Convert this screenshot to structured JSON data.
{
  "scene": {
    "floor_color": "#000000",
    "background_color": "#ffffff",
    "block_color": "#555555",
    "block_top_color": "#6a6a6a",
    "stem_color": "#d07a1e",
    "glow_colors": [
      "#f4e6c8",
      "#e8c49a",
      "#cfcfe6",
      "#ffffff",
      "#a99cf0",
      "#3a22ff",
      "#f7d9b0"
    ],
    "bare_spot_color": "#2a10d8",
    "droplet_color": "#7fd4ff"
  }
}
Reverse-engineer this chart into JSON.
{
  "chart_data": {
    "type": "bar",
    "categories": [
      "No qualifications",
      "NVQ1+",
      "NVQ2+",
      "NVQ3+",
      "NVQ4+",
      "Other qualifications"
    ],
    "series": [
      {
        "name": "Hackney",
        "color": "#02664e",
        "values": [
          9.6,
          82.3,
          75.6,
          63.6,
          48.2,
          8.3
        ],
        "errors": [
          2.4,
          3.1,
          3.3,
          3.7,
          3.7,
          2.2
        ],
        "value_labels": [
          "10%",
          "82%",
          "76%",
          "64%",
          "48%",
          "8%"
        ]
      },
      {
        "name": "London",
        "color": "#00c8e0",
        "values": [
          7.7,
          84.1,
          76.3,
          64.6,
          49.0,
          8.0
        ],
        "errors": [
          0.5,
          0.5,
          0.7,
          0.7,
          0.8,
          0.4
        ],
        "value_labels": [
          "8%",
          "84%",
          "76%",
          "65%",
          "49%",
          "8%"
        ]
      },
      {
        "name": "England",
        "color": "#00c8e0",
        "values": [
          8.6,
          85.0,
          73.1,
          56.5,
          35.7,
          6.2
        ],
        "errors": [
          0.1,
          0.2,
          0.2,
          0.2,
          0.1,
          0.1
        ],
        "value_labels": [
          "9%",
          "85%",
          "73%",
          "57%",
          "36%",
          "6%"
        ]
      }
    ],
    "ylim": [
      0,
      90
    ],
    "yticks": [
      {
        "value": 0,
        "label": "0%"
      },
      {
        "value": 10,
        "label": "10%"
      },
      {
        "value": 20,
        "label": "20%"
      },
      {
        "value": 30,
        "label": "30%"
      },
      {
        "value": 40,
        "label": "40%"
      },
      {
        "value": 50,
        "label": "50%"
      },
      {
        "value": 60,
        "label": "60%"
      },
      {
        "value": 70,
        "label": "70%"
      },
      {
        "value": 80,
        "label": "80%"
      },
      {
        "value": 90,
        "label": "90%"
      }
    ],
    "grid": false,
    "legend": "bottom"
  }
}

+-------+

**WHAT THE TASK ASKS**.
Without changing a word, restate the whole listing.

**TASK OUTPUT**.
Convert this screenshot to structured JSON data.
{
  "scene": {
    "floor_color": "#000000",
    "background_color": "#ffffff",
    "block_color": "#555555",
    "block_top_color": "#6a6a6a",
    "stem_color": "#d07a1e",
    "glow_colors": [
      "#f4e6c8",
      "#e8c49a",
      "#cfcfe6",
      "#ffffff",
      "#a99cf0",
      "#3a22ff",
      "#f7d9b0"
    ],
    "bare_spot_color": "#2a10d8",
    "droplet_color": "#7fd4ff"
  }
}
Reverse-engineer this chart into JSON.
{
  "chart_data": {
    "type": "bar",
    "categories": [
      "No qualifications",
      "NVQ1+",
      "NVQ2+",
      "NVQ3+",
      "NVQ4+",
      "Other qualifications"
    ],
    "series": [
      {
        "name": "Hackney",
        "color": "#02664e",
        "values": [
          9.6,
          82.3,
          75.6,
          63.6,
          48.2,
          8.3
        ],
        "errors": [
          2.4,
          3.1,
          3.3,
          3.7,
          3.7,
          2.2
        ],
        "value_labels": [
          "10%",
          "82%",
          "76%",
          "64%",
          "48%",
          "8%"
        ]
      },
      {
        "name": "London",
        "color": "#00c8e0",
        "values": [
          7.7,
          84.1,
          76.3,
          64.6,
          49.0,
          8.0
        ],
        "errors": [
          0.5,
          0.5,
          0.7,
          0.7,
          0.8,
          0.4
        ],
        "value_labels": [
          "8%",
          "84%",
          "76%",
          "65%",
          "49%",
          "8%"
        ]
      },
      {
        "name": "England",
        "color": "#00c8e0",
        "values": [
          8.6,
          85.0,
          73.1,
          56.5,
          35.7,
          6.2
        ],
        "errors": [
          0.1,
          0.2,
          0.2,
          0.2,
          0.1,
          0.1
        ],
        "value_labels": [
          "9%",
          "85%",
          "73%",
          "57%",
          "36%",
          "6%"
        ]
      }
    ],
    "ylim": [
      0,
      90
    ],
    "yticks": [
      {
        "value": 0,
        "label": "0%"
      },
      {
        "value": 10,
        "label": "10%"
      },
      {
        "value": 20,
        "label": "20%"
      },
      {
        "value": 30,
        "label": "30%"
      },
      {
        "value": 40,
        "label": "40%"
      },
      {
        "value": 50,
        "label": "50%"
      },
      {
        "value": 60,
        "label": "60%"
      },
      {
        "value": 70,
        "label": "70%"
      },
      {
        "value": 80,
        "label": "80%"
      },
      {
        "value": 90,
        "label": "90%"
      }
    ],
    "grid": false,
    "legend": "bottom"
  }
}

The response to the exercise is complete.